- **Instruction**:
Output all lines exactly.
BEGIN Extracted data
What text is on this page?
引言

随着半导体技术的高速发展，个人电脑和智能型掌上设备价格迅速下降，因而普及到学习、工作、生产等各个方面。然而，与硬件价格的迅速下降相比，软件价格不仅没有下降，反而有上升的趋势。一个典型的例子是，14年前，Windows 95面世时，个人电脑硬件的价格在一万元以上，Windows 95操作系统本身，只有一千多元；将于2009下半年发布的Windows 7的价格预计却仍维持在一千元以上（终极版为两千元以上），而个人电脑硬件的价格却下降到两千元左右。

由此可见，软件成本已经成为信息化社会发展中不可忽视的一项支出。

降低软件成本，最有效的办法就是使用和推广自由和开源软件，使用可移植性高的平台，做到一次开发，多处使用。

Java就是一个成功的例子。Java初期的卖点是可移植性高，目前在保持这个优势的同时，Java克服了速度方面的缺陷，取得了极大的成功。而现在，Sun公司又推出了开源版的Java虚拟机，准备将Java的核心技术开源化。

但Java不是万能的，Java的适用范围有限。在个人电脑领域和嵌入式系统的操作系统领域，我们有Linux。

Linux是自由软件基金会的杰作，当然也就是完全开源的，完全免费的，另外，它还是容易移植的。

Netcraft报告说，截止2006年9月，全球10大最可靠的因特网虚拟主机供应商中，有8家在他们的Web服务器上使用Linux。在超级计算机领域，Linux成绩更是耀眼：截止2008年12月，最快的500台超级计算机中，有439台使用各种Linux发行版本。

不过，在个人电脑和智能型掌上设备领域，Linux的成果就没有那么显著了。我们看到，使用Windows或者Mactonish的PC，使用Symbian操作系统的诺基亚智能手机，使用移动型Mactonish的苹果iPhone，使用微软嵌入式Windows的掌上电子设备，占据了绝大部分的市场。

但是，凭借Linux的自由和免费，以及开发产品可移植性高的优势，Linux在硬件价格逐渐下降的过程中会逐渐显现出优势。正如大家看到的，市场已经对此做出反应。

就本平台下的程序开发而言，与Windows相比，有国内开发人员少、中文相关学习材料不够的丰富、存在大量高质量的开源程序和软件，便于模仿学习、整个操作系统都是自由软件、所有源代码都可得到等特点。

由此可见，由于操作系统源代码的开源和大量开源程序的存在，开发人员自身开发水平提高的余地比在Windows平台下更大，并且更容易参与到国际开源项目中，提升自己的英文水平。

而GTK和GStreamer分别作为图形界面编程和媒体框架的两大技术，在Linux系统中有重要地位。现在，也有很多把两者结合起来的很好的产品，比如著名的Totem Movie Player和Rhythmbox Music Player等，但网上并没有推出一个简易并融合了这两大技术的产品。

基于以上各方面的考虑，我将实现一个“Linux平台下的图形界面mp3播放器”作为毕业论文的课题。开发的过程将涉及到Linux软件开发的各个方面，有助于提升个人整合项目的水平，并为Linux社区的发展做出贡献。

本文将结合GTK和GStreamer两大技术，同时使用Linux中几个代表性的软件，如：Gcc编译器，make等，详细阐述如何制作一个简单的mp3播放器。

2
END Extracted data
- **Exercise solution**:
What text is on this page?
引言

随着半导体技术的高速发展，个人电脑和智能型掌上设备价格迅速下降，因而普及到学习、工作、生产等各个方面。然而，与硬件价格的迅速下降相比，软件价格不仅没有下降，反而有上升的趋势。一个典型的例子是，14年前，Windows 95面世时，个人电脑硬件的价格在一万元以上，Windows 95操作系统本身，只有一千多元；将于2009下半年发布的Windows 7的价格预计却仍维持在一千元以上（终极版为两千元以上），而个人电脑硬件的价格却下降到两千元左右。

由此可见，软件成本已经成为信息化社会发展中不可忽视的一项支出。

降低软件成本，最有效的办法就是使用和推广自由和开源软件，使用可移植性高的平台，做到一次开发，多处使用。

Java就是一个成功的例子。Java初期的卖点是可移植性高，目前在保持这个优势的同时，Java克服了速度方面的缺陷，取得了极大的成功。而现在，Sun公司又推出了开源版的Java虚拟机，准备将Java的核心技术开源化。

但Java不是万能的，Java的适用范围有限。在个人电脑领域和嵌入式系统的操作系统领域，我们有Linux。

Linux是自由软件基金会的杰作，当然也就是完全开源的，完全免费的，另外，它还是容易移植的。

Netcraft报告说，截止2006年9月，全球10大最可靠的因特网虚拟主机供应商中，有8家在他们的Web服务器上使用Linux。在超级计算机领域，Linux成绩更是耀眼：截止2008年12月，最快的500台超级计算机中，有439台使用各种Linux发行版本。

不过，在个人电脑和智能型掌上设备领域，Linux的成果就没有那么显著了。我们看到，使用Windows或者Mactonish的PC，使用Symbian操作系统的诺基亚智能手机，使用移动型Mactonish的苹果iPhone，使用微软嵌入式Windows的掌上电子设备，占据了绝大部分的市场。

但是，凭借Linux的自由和免费，以及开发产品可移植性高的优势，Linux在硬件价格逐渐下降的过程中会逐渐显现出优势。正如大家看到的，市场已经对此做出反应。

就本平台下的程序开发而言，与Windows相比，有国内开发人员少、中文相关学习材料不够的丰富、存在大量高质量的开源程序和软件，便于模仿学习、整个操作系统都是自由软件、所有源代码都可得到等特点。

由此可见，由于操作系统源代码的开源和大量开源程序的存在，开发人员自身开发水平提高的余地比在Windows平台下更大，并且更容易参与到国际开源项目中，提升自己的英文水平。

而GTK和GStreamer分别作为图形界面编程和媒体框架的两大技术，在Linux系统中有重要地位。现在，也有很多把两者结合起来的很好的产品，比如著名的Totem Movie Player和Rhythmbox Music Player等，但网上并没有推出一个简易并融合了这两大技术的产品。

基于以上各方面的考虑，我将实现一个“Linux平台下的图形界面mp3播放器”作为毕业论文的课题。开发的过程将涉及到Linux软件开发的各个方面，有助于提升个人整合项目的水平，并为Linux社区的发展做出贡献。

本文将结合GTK和GStreamer两大技术，同时使用Linux中几个代表性的软件，如：Gcc编译器，make等，详细阐述如何制作一个简单的mp3播放器。

2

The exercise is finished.